**What the task asks**
Take the line with "Read this page and output its text content." and every line after it, through the end of the listing, and give them again exactly, pictures excluded.

-- Start of Dataset excerpts --

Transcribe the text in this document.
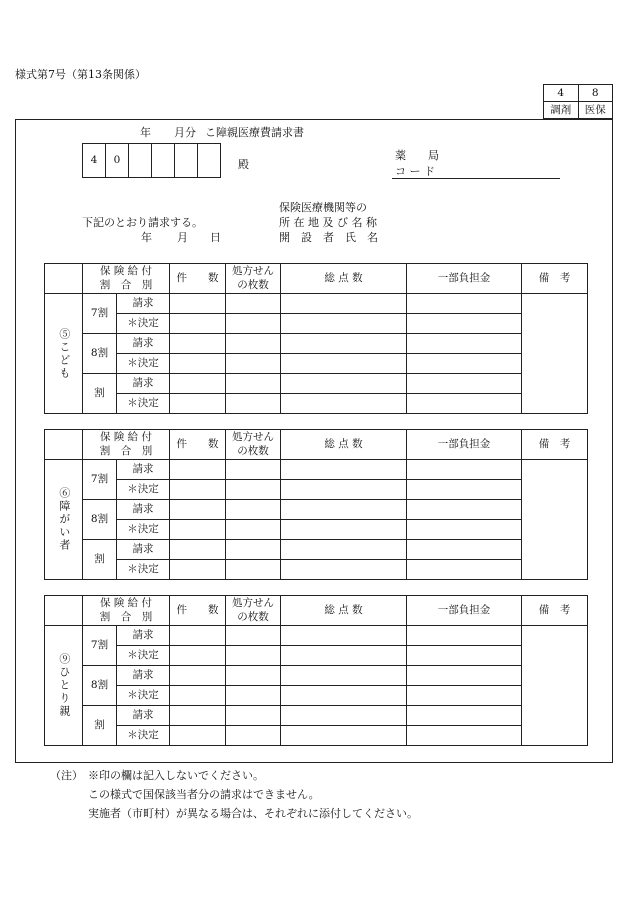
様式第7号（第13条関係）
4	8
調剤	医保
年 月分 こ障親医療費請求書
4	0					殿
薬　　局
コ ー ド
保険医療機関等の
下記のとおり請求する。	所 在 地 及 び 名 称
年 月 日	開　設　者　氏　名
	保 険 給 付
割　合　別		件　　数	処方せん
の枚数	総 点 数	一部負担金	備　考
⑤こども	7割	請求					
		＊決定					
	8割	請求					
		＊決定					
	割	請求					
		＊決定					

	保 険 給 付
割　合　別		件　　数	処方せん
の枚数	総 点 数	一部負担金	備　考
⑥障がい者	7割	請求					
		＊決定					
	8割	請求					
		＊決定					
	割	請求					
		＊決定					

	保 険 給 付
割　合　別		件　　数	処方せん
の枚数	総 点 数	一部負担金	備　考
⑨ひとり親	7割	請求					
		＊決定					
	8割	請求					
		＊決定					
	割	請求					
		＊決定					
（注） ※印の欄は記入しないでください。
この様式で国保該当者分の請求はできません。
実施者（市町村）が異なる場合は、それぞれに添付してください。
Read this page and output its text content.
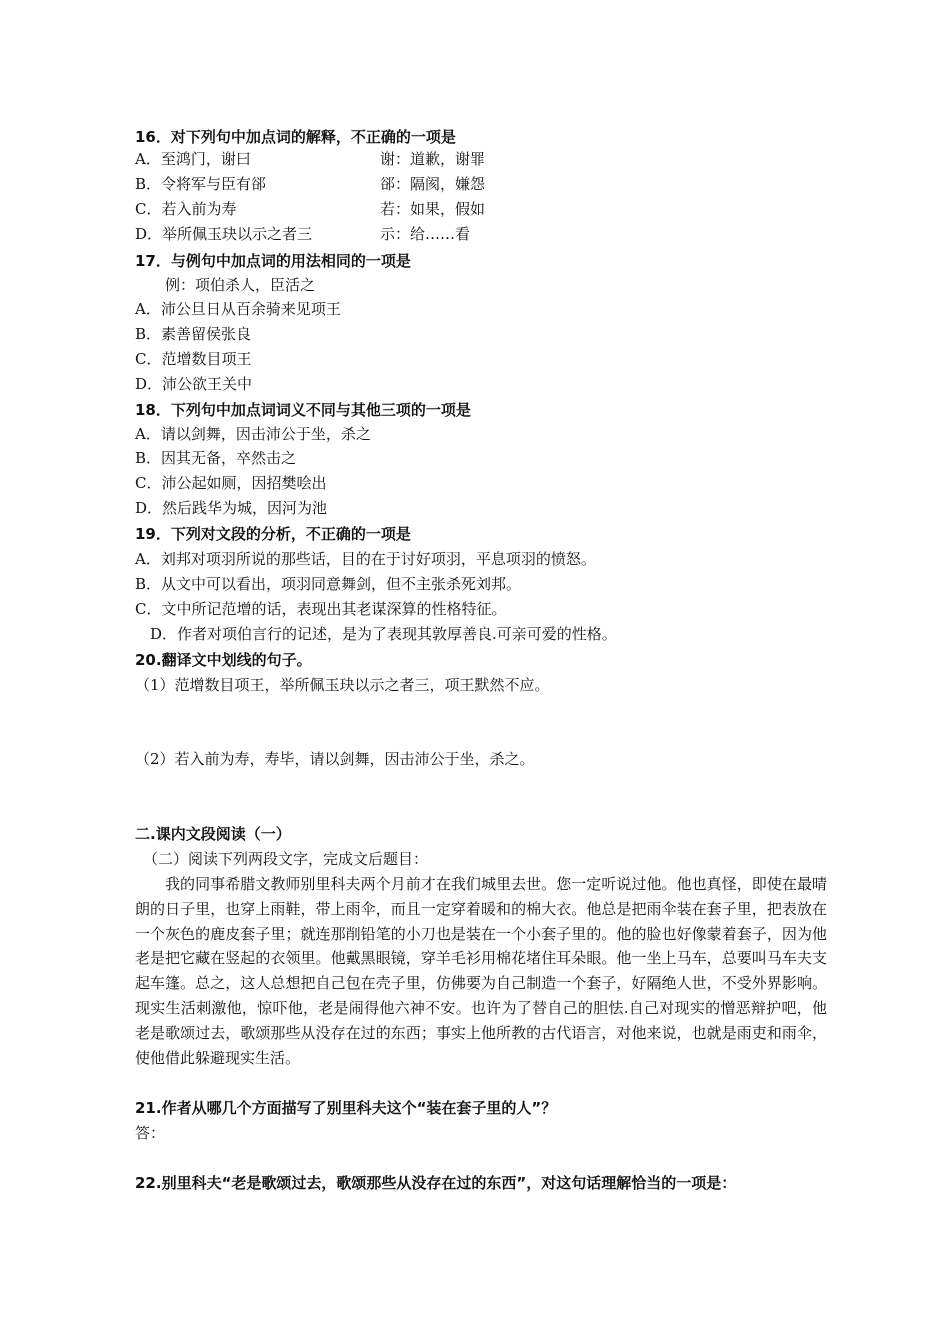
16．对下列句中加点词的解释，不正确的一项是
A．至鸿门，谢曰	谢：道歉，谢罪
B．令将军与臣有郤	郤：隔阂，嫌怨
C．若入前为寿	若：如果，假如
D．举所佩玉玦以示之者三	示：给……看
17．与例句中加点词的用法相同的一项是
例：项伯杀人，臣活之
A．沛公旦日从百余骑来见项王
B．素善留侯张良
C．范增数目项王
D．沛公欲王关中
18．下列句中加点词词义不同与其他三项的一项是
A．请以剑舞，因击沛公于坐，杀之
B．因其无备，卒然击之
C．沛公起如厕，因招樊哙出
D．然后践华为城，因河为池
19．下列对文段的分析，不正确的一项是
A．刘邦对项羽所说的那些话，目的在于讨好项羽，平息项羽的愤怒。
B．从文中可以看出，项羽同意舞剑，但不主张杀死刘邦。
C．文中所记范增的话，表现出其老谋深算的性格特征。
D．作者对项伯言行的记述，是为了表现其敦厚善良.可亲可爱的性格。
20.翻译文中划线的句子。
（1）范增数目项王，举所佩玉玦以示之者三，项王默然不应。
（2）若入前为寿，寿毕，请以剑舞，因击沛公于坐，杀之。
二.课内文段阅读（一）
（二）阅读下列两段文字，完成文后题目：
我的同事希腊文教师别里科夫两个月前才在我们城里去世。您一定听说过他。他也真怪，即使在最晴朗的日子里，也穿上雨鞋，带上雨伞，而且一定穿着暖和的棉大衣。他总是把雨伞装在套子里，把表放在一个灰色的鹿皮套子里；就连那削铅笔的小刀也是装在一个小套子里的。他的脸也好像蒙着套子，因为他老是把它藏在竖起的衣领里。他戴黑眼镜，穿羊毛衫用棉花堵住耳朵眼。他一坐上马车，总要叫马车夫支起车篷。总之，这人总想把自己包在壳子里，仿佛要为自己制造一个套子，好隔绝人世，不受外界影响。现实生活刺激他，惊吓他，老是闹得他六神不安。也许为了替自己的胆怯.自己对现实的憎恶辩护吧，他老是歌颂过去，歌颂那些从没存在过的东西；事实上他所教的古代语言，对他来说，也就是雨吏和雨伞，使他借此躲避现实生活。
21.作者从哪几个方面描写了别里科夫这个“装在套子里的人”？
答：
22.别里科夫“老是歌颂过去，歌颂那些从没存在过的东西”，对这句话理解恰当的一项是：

-- End of Dataset excerpts --

**Task answer**
Read this page and output its text content.
16．对下列句中加点词的解释，不正确的一项是
A．至鸿门，谢曰	谢：道歉，谢罪
B．令将军与臣有郤	郤：隔阂，嫌怨
C．若入前为寿	若：如果，假如
D．举所佩玉玦以示之者三	示：给……看
17．与例句中加点词的用法相同的一项是
例：项伯杀人，臣活之
A．沛公旦日从百余骑来见项王
B．素善留侯张良
C．范增数目项王
D．沛公欲王关中
18．下列句中加点词词义不同与其他三项的一项是
A．请以剑舞，因击沛公于坐，杀之
B．因其无备，卒然击之
C．沛公起如厕，因招樊哙出
D．然后践华为城，因河为池
19．下列对文段的分析，不正确的一项是
A．刘邦对项羽所说的那些话，目的在于讨好项羽，平息项羽的愤怒。
B．从文中可以看出，项羽同意舞剑，但不主张杀死刘邦。
C．文中所记范增的话，表现出其老谋深算的性格特征。
D．作者对项伯言行的记述，是为了表现其敦厚善良.可亲可爱的性格。
20.翻译文中划线的句子。
（1）范增数目项王，举所佩玉玦以示之者三，项王默然不应。
（2）若入前为寿，寿毕，请以剑舞，因击沛公于坐，杀之。
二.课内文段阅读（一）
（二）阅读下列两段文字，完成文后题目：
我的同事希腊文教师别里科夫两个月前才在我们城里去世。您一定听说过他。他也真怪，即使在最晴朗的日子里，也穿上雨鞋，带上雨伞，而且一定穿着暖和的棉大衣。他总是把雨伞装在套子里，把表放在一个灰色的鹿皮套子里；就连那削铅笔的小刀也是装在一个小套子里的。他的脸也好像蒙着套子，因为他老是把它藏在竖起的衣领里。他戴黑眼镜，穿羊毛衫用棉花堵住耳朵眼。他一坐上马车，总要叫马车夫支起车篷。总之，这人总想把自己包在壳子里，仿佛要为自己制造一个套子，好隔绝人世，不受外界影响。现实生活刺激他，惊吓他，老是闹得他六神不安。也许为了替自己的胆怯.自己对现实的憎恶辩护吧，他老是歌颂过去，歌颂那些从没存在过的东西；事实上他所教的古代语言，对他来说，也就是雨吏和雨伞，使他借此躲避现实生活。
21.作者从哪几个方面描写了别里科夫这个“装在套子里的人”？
答：
22.别里科夫“老是歌颂过去，歌颂那些从没存在过的东西”，对这句话理解恰当的一项是：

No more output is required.